RECORDS FOR THIS TASK:
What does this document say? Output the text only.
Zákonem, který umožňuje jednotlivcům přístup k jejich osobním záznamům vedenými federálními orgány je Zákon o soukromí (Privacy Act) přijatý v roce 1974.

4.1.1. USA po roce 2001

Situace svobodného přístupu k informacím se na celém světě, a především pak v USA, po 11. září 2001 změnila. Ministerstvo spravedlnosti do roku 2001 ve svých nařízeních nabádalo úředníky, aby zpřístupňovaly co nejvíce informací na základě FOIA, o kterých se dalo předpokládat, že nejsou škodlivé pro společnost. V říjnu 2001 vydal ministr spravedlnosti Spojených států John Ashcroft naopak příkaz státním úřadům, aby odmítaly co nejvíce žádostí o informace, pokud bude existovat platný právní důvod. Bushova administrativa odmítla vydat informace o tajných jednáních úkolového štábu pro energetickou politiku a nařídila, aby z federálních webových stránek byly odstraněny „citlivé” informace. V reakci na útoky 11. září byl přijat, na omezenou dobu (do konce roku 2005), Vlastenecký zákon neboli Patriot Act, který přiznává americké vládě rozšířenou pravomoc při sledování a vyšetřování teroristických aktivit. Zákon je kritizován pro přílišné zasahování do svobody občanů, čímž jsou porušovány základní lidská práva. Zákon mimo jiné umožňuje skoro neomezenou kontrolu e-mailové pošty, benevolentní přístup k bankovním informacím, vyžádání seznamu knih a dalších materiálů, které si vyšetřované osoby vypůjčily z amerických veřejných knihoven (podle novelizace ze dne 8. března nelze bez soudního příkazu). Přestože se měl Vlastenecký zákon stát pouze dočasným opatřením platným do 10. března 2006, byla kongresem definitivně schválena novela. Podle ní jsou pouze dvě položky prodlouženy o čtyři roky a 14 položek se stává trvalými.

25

* * *

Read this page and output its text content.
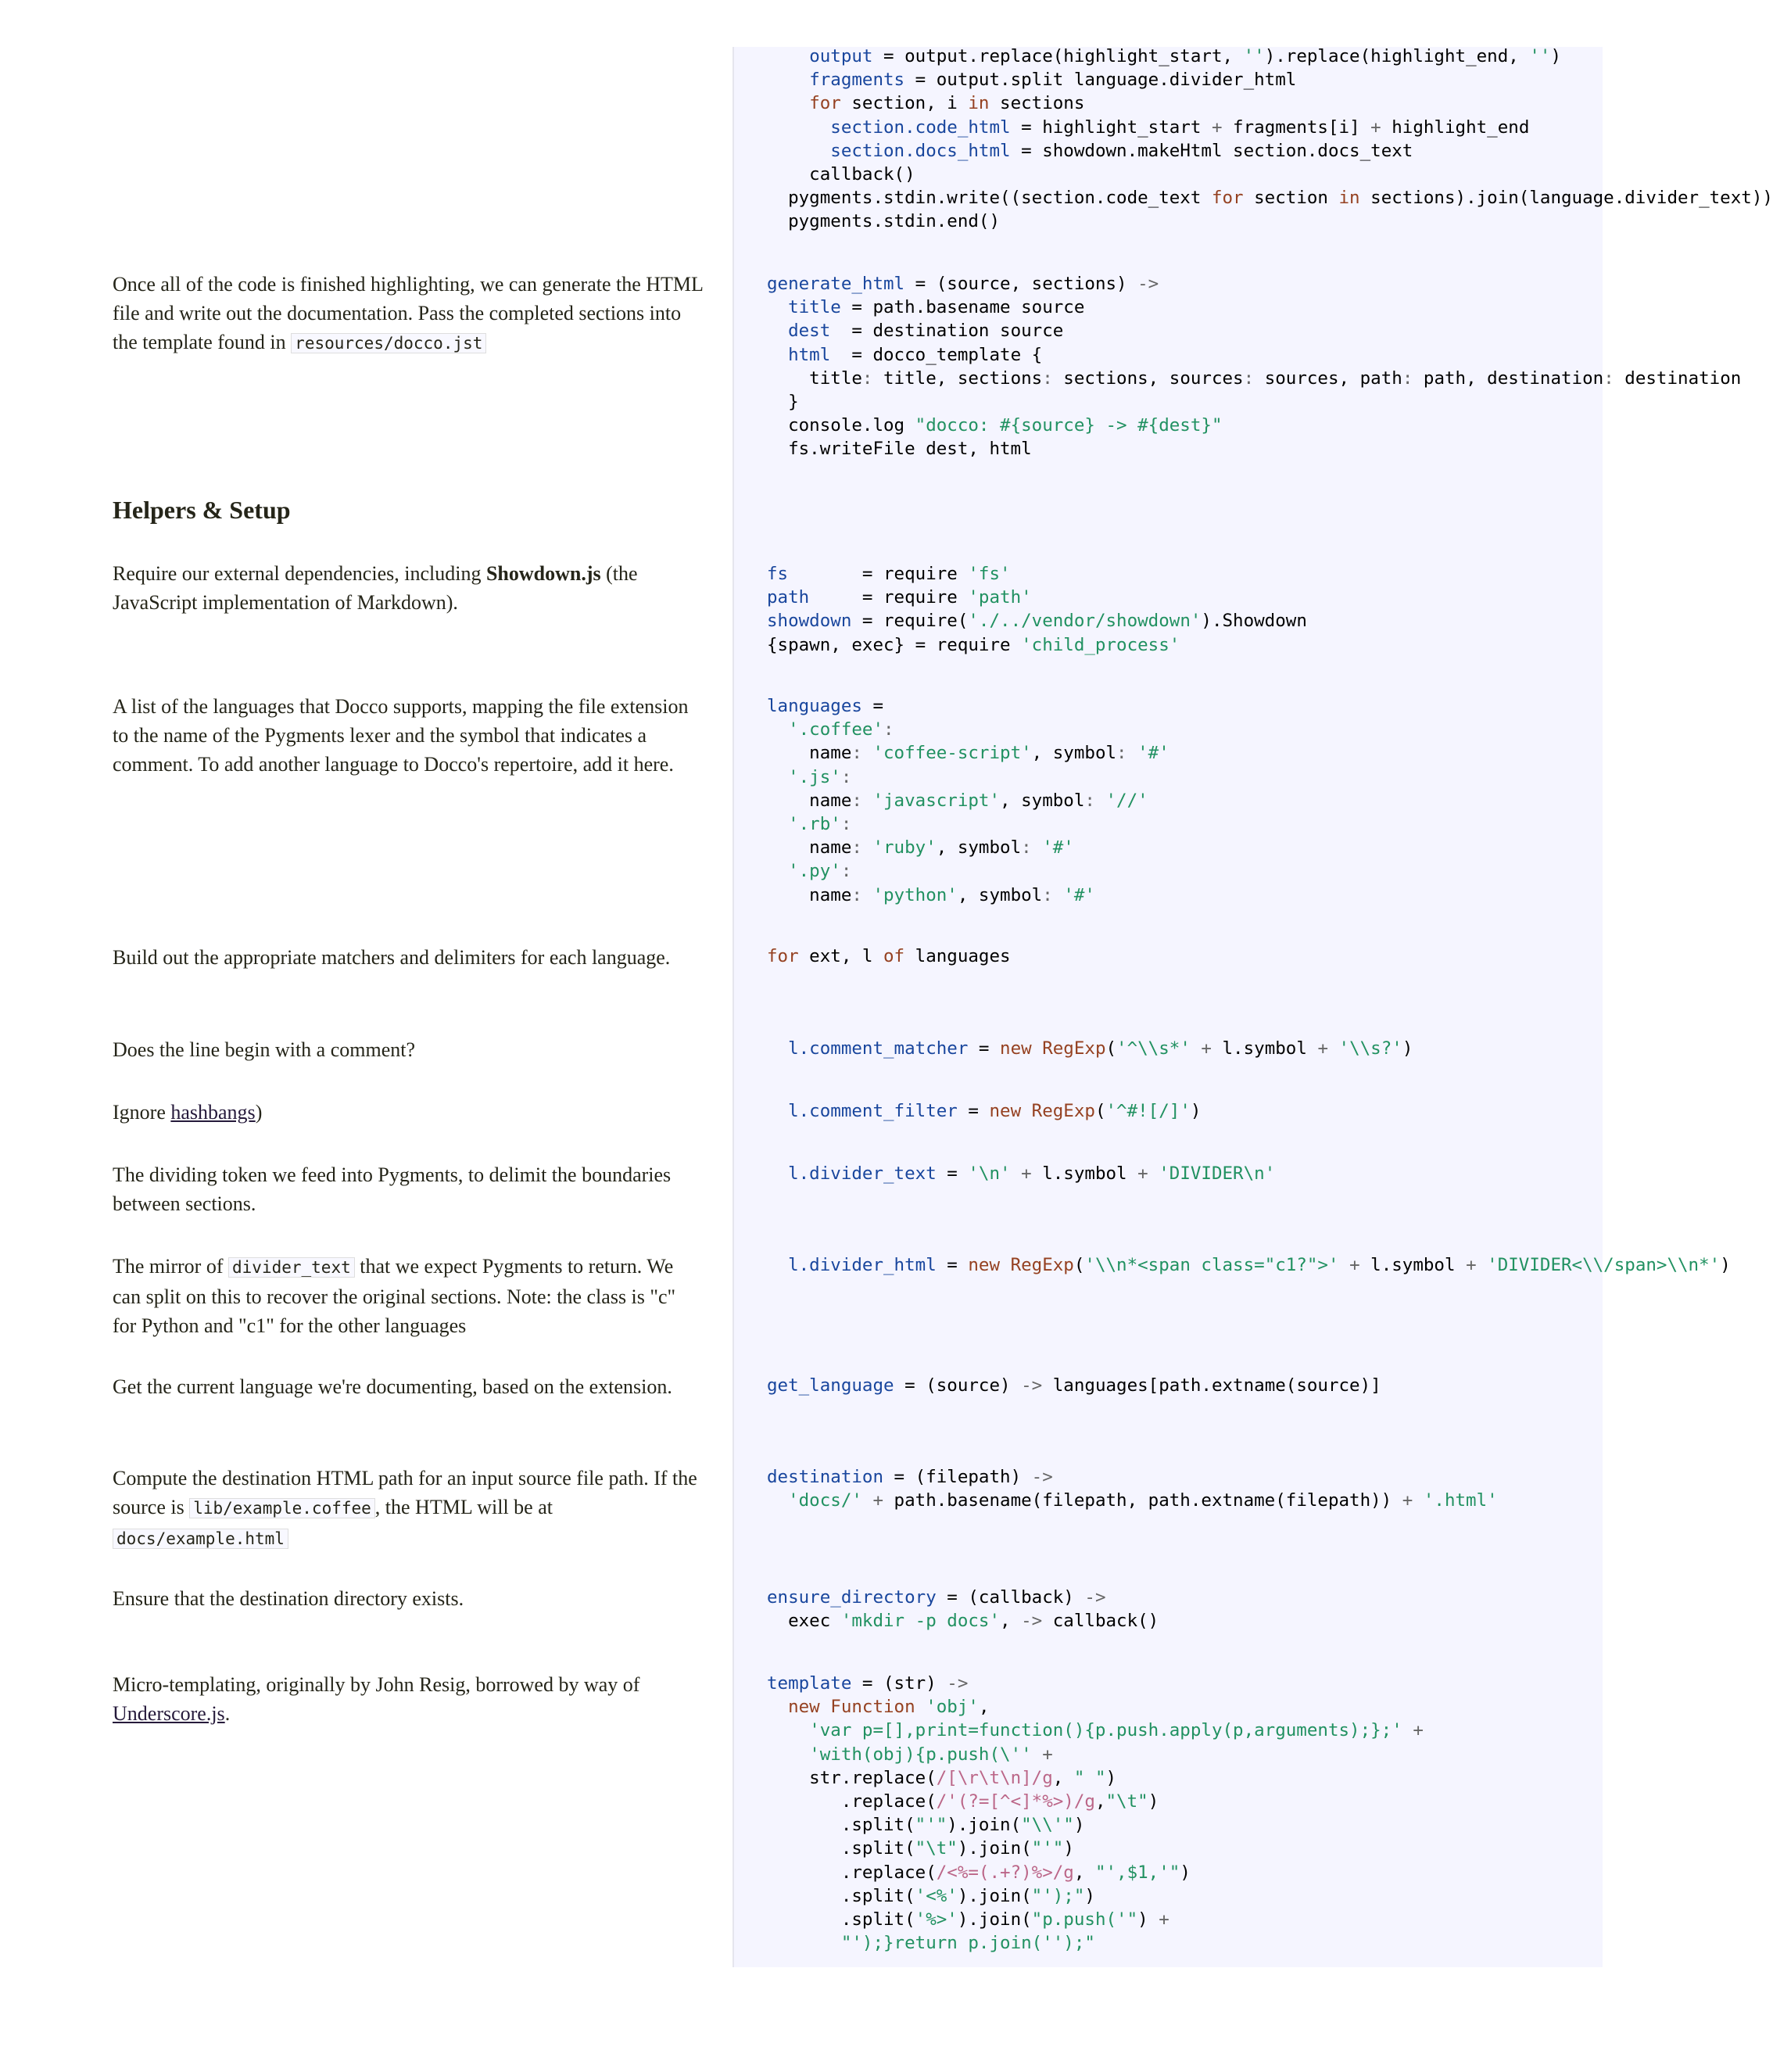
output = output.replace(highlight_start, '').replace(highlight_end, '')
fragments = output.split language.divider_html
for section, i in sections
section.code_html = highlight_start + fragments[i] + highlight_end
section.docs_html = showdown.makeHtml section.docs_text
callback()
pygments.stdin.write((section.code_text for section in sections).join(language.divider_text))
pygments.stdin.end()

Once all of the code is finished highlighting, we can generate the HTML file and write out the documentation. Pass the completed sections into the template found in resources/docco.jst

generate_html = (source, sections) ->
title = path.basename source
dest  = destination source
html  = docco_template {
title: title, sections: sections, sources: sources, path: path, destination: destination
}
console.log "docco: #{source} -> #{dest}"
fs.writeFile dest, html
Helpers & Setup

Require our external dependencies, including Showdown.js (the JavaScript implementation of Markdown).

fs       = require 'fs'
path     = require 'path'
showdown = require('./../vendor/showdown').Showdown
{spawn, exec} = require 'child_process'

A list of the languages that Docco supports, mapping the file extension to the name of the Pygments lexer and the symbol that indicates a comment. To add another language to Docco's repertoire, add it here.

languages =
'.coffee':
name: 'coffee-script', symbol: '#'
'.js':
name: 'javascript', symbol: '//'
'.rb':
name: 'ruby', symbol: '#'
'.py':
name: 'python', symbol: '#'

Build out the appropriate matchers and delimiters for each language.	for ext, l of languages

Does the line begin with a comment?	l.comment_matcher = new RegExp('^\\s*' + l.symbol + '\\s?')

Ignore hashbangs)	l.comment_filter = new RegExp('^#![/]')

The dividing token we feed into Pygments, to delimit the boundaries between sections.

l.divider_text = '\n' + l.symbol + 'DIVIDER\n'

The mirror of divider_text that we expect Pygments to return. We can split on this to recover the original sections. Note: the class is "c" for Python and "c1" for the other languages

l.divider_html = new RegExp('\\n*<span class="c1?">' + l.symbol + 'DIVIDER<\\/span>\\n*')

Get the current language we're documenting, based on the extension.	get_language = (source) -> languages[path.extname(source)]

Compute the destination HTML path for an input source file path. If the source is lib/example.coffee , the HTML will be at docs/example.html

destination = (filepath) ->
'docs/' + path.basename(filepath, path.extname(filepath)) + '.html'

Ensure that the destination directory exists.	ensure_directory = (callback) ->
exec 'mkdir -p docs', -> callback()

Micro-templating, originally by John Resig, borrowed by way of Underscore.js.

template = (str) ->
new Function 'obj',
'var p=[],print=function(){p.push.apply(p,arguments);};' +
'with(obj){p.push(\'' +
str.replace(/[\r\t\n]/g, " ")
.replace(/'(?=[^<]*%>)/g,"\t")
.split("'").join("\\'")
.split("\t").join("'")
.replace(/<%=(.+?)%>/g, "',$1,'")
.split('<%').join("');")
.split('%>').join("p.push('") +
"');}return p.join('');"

INSTRUCTIONS FOR THE TASK: Filter the records above and return every line that holds the word "with".

EXERCISE RESPONSE:
Does the line begin with a comment?	l.comment_matcher = new RegExp('^\\s*' + l.symbol + '\\s?')
'with(obj){p.push(\'' +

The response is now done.